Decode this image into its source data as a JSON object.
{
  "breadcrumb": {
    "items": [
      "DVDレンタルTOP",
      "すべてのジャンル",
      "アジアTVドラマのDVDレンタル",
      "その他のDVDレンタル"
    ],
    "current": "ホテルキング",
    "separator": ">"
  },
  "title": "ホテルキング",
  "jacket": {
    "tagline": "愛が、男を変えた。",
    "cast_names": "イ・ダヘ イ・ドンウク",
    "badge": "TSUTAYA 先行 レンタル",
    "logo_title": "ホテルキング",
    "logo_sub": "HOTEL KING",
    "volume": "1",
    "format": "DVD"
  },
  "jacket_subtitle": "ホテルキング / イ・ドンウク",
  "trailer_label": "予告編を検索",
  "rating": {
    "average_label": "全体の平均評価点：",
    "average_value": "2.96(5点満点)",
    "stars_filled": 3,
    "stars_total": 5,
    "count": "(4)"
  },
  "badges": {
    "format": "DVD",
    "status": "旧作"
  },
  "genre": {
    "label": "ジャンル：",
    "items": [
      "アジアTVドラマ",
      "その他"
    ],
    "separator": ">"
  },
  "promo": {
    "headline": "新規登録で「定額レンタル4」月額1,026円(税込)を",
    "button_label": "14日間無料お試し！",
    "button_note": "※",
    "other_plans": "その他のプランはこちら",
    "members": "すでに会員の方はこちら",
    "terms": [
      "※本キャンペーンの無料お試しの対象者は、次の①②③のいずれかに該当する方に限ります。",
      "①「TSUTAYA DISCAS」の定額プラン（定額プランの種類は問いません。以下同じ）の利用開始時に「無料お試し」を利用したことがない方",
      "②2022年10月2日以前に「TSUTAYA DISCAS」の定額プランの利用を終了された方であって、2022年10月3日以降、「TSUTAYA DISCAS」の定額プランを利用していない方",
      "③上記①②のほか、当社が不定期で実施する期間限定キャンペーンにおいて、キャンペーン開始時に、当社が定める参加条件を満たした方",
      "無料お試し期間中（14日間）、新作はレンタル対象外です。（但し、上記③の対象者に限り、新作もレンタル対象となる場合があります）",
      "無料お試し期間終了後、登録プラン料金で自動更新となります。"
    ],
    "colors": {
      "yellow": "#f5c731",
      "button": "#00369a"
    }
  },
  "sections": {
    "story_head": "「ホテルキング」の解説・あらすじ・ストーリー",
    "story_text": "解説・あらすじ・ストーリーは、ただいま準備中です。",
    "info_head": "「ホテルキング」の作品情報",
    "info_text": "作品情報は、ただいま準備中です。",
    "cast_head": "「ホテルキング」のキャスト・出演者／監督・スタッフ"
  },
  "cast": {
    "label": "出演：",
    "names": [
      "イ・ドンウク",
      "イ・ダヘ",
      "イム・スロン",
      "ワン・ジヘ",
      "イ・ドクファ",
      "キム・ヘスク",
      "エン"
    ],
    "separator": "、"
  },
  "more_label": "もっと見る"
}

★ ★ ★ ★ ★

Extract all lines of the records above that include "DISCAS".

◆ Solved problem:
      "①「TSUTAYA DISCAS」の定額プラン（定額プランの種類は問いません。以下同じ）の利用開始時に「無料お試し」を利用したことがない方",
      "②2022年10月2日以前に「TSUTAYA DISCAS」の定額プランの利用を終了された方であって、2022年10月3日以降、「TSUTAYA DISCAS」の定額プランを利用していない方",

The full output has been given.